▶ **RECORDS TO USE**
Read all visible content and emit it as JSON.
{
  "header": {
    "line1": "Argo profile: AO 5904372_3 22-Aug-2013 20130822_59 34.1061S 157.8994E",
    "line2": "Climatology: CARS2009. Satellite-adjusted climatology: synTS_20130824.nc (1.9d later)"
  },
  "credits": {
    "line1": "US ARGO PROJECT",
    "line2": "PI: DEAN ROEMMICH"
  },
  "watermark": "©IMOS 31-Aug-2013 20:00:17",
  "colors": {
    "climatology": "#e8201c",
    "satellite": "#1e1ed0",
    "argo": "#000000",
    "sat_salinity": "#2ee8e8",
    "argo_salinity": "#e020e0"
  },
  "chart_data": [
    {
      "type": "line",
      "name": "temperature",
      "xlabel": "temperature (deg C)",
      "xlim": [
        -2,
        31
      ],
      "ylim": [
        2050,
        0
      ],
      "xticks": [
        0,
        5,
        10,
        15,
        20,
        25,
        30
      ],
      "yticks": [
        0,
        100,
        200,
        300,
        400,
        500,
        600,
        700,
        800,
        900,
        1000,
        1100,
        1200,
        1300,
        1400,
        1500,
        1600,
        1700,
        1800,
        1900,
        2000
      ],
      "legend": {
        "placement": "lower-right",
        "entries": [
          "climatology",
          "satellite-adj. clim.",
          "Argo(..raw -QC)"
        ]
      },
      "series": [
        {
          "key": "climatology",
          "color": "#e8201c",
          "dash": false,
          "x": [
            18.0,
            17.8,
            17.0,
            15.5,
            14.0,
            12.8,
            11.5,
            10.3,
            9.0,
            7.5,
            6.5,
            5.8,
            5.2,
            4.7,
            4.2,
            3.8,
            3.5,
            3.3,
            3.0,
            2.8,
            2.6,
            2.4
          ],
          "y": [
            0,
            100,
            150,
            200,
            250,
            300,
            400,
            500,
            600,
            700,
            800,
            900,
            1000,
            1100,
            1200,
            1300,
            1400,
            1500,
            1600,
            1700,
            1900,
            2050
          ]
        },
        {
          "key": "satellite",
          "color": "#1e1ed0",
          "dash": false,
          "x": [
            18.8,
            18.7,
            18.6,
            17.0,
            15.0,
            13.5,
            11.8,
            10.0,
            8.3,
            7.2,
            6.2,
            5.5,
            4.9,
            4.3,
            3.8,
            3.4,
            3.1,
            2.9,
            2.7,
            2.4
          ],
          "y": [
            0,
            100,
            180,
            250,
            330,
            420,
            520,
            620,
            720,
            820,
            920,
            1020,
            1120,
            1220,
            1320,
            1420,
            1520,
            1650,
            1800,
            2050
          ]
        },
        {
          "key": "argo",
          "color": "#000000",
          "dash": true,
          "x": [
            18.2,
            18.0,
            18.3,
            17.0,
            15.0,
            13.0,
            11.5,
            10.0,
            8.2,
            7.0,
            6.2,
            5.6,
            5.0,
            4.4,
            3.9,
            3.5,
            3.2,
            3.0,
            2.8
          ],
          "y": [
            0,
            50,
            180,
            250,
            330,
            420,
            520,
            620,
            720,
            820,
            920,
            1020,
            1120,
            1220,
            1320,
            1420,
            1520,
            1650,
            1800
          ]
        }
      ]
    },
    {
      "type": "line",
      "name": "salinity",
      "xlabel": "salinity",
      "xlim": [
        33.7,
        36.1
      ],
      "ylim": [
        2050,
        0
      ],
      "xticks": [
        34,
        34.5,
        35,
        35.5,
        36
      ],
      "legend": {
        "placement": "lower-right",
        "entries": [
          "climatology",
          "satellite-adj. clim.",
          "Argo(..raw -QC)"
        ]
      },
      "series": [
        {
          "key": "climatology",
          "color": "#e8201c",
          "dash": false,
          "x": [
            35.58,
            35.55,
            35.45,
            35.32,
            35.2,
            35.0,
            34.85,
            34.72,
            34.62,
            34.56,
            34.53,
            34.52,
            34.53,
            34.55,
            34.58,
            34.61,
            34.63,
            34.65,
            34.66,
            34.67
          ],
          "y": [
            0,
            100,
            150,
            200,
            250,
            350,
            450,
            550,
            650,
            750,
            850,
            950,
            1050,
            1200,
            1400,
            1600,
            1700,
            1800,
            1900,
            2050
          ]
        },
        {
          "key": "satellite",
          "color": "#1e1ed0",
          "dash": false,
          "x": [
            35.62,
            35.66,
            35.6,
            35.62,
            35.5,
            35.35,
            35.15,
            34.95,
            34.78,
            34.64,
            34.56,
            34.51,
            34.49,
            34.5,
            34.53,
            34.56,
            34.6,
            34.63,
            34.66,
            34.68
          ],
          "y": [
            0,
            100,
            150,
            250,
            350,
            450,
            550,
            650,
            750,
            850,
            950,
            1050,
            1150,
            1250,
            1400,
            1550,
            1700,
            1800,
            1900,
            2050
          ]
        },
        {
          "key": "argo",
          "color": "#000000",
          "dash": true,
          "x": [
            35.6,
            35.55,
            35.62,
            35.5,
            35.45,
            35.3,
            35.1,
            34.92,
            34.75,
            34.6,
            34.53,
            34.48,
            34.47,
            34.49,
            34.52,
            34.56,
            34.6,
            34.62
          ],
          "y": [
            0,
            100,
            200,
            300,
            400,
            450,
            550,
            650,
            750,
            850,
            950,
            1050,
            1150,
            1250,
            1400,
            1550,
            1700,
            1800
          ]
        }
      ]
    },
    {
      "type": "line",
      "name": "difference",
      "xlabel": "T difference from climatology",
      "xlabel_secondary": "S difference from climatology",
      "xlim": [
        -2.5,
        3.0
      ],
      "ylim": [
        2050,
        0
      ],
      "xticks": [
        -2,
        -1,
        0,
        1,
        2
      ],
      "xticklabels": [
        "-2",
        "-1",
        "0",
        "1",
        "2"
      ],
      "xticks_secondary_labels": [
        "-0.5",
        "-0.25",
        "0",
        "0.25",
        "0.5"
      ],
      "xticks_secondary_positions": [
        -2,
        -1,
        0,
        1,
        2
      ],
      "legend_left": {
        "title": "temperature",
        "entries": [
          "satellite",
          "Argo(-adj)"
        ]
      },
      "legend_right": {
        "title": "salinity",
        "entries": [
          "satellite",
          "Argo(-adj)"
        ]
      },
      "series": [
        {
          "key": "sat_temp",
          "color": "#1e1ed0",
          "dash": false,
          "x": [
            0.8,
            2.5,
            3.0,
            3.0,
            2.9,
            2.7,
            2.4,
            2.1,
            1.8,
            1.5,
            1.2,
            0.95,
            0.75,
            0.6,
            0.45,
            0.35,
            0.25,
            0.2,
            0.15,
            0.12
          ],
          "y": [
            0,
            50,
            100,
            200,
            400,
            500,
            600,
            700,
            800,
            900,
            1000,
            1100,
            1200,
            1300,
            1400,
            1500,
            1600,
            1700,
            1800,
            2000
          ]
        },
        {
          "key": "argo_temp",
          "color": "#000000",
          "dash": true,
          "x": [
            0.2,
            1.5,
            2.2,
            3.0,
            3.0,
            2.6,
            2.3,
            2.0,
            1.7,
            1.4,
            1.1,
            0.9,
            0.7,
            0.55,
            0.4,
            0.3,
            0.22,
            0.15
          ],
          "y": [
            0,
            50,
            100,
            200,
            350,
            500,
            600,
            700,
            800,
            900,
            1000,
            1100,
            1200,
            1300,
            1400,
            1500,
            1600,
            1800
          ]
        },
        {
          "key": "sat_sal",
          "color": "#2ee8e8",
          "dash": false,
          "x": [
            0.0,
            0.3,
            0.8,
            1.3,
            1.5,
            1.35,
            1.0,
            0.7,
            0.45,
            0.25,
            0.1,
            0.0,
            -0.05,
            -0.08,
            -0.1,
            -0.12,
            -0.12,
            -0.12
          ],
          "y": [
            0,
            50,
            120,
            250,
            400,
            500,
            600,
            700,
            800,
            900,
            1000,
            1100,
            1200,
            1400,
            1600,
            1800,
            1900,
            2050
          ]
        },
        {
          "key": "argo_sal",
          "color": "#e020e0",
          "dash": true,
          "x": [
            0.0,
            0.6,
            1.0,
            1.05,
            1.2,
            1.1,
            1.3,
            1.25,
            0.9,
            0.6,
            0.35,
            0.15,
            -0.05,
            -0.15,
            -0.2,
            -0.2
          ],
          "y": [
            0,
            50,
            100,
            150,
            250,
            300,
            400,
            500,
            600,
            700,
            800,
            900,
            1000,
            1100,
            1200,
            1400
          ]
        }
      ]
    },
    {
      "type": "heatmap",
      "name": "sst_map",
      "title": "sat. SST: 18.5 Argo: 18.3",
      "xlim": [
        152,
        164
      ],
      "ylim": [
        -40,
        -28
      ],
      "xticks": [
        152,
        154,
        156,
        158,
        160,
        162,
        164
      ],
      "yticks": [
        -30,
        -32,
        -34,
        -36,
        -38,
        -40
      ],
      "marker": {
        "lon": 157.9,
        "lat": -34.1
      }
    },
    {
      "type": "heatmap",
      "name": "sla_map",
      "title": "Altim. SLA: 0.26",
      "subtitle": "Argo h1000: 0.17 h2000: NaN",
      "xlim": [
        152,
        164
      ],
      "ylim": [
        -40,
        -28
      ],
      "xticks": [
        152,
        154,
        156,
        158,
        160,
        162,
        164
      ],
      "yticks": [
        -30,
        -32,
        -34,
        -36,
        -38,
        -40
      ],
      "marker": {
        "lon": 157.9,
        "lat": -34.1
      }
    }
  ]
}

▶ **REQUIRED TASK**
Tally how many lines of the data include the word "from". Write the number and nothing else.

▶ **RESULT**
2